### AIM
Using the records below, count the lines with "back" in them. Give the number only.

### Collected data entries
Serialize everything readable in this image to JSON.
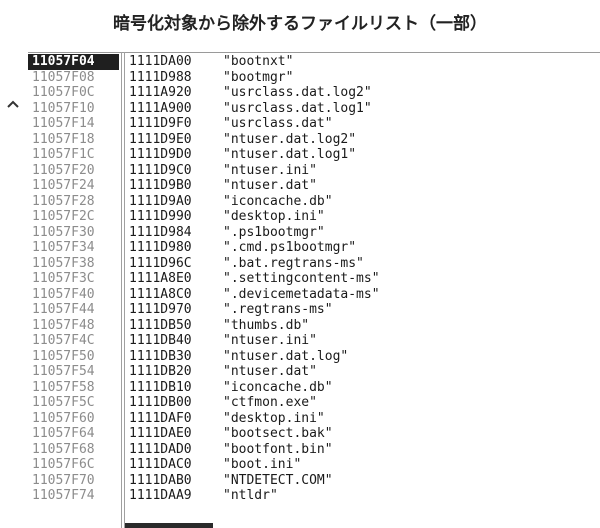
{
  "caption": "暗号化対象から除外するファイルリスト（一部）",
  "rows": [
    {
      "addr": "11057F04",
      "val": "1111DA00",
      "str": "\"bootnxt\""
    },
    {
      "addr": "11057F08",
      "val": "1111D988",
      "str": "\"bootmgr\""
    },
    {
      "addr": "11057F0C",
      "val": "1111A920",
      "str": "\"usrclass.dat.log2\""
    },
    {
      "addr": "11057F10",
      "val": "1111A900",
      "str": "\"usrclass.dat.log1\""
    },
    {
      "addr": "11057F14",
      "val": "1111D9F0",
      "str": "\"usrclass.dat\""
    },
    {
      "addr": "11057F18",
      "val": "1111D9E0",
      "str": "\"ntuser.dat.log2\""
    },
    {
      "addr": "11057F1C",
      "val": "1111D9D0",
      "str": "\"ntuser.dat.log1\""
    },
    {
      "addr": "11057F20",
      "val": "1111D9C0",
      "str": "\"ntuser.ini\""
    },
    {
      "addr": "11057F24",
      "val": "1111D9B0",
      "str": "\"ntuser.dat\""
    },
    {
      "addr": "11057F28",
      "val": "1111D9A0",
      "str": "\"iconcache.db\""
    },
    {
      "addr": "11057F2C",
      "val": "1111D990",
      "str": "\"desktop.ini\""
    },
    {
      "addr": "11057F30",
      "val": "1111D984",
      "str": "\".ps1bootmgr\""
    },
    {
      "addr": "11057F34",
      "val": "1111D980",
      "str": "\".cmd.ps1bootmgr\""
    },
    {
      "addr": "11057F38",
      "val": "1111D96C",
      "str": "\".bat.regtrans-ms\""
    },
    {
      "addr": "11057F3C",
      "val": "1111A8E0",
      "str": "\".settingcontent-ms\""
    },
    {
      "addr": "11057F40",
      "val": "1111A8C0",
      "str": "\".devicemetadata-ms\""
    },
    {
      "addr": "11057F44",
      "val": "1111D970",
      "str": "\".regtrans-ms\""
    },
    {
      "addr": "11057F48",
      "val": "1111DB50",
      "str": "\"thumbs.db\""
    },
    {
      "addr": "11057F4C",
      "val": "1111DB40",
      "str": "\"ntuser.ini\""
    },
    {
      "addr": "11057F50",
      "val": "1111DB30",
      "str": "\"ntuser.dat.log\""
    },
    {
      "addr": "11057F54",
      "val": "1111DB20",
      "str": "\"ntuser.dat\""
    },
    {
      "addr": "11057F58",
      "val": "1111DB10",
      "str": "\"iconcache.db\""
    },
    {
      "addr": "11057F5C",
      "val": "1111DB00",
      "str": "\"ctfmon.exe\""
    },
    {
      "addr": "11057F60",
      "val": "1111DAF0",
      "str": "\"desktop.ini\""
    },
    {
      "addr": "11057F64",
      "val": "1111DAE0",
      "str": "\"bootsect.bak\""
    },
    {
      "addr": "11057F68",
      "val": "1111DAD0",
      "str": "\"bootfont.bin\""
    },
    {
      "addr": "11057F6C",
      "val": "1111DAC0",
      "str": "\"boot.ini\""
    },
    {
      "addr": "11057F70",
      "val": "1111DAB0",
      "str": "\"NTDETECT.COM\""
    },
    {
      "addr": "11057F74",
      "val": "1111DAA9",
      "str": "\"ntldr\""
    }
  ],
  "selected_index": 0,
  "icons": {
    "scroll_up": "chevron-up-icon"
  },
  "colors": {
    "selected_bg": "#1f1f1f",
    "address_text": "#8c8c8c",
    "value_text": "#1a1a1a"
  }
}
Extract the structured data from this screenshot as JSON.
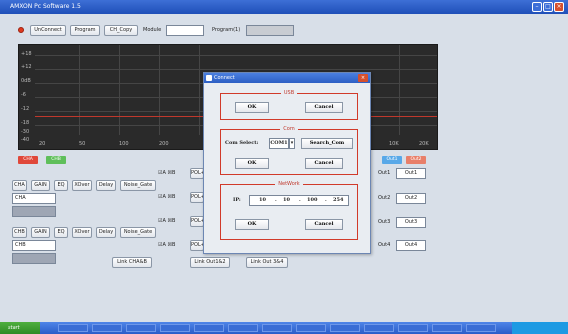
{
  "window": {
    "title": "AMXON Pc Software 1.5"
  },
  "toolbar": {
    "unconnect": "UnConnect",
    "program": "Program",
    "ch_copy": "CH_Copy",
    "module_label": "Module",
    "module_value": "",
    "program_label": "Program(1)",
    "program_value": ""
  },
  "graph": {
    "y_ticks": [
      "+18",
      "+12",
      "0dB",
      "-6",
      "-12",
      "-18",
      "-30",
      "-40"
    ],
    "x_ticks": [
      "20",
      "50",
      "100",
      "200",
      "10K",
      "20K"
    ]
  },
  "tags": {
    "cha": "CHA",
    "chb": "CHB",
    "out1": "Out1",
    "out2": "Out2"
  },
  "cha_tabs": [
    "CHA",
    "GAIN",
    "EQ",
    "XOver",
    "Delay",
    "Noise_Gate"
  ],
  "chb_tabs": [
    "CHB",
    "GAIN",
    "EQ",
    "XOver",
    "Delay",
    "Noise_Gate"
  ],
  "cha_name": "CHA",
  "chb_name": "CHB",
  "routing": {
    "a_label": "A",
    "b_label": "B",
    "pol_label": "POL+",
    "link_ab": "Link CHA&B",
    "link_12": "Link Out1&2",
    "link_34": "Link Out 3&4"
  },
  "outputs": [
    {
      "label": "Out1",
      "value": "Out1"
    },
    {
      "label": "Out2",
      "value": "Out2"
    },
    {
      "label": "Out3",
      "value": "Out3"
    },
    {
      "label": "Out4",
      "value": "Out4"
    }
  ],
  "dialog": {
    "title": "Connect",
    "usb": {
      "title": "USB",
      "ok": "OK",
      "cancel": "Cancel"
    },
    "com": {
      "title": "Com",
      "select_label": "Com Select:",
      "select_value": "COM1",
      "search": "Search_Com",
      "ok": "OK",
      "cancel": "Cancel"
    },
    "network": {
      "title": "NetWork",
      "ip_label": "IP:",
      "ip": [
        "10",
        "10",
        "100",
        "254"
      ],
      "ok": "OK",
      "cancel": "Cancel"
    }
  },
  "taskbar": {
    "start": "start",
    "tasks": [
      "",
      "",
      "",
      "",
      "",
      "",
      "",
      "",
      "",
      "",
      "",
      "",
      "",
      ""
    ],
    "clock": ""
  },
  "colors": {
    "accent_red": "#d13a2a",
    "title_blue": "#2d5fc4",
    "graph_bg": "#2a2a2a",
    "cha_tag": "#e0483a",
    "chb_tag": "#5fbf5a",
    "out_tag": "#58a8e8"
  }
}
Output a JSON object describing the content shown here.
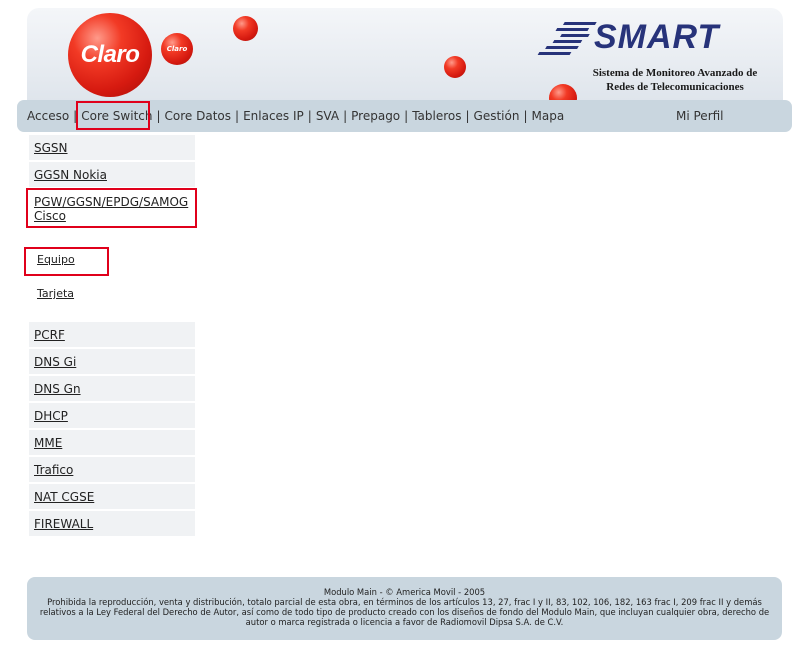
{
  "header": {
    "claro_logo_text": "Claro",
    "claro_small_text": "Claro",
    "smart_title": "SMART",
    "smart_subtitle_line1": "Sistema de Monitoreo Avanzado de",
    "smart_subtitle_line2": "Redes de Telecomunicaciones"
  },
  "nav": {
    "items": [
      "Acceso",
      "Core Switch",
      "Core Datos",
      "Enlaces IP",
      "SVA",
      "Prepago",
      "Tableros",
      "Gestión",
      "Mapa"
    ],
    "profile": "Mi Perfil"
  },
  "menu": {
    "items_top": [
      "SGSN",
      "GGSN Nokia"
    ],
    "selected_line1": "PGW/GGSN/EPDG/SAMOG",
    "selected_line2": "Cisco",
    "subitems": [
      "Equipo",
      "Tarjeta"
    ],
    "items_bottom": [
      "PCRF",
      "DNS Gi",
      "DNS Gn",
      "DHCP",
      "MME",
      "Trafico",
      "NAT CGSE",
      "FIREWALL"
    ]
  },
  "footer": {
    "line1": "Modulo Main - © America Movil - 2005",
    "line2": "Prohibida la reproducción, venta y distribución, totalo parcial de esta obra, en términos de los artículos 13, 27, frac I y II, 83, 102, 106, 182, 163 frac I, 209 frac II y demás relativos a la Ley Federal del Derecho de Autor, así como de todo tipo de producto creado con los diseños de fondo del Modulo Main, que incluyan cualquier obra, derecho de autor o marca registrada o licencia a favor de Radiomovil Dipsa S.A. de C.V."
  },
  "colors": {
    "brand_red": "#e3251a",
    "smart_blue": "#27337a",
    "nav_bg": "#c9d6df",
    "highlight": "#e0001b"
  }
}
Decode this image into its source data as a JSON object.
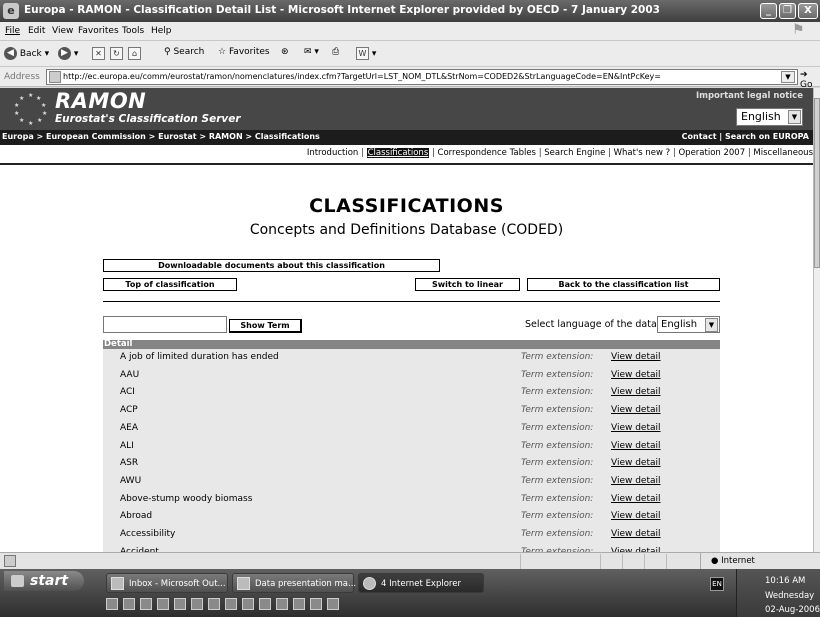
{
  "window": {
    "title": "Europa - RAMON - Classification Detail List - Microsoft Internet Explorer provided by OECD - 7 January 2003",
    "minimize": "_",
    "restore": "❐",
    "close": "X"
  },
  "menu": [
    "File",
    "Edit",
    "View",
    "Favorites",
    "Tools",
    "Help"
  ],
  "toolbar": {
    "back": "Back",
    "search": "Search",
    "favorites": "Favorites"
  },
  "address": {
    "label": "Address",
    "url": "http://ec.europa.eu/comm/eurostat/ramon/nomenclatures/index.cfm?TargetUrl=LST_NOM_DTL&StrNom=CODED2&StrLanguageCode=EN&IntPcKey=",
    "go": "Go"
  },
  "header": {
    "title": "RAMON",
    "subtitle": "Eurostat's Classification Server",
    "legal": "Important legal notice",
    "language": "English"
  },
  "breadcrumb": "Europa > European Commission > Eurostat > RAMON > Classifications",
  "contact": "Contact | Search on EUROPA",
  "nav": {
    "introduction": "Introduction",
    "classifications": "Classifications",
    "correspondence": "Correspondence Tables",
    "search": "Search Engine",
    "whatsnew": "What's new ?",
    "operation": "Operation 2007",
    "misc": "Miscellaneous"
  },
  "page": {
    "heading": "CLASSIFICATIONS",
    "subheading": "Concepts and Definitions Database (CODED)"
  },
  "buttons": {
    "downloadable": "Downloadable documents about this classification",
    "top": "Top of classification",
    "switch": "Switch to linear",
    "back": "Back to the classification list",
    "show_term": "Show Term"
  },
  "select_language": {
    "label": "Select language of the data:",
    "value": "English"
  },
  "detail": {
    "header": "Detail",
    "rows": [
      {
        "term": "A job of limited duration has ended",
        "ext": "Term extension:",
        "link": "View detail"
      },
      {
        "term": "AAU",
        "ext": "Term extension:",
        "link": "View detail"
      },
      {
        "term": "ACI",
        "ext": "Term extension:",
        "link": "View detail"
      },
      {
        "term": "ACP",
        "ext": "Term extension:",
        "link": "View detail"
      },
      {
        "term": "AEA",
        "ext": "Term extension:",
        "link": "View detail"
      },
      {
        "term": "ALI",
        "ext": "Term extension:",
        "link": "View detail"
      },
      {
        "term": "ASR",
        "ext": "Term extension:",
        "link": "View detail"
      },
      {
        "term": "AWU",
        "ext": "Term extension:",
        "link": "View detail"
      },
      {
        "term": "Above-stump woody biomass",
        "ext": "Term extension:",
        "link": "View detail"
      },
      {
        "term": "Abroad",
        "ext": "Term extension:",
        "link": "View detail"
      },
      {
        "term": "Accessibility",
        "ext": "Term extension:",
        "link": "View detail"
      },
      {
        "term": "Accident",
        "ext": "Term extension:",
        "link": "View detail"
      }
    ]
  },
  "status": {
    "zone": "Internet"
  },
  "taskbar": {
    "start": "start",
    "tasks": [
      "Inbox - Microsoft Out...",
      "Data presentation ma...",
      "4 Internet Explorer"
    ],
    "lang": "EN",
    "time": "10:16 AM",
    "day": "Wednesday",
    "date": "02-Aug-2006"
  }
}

### RESULT OF THE TASK
2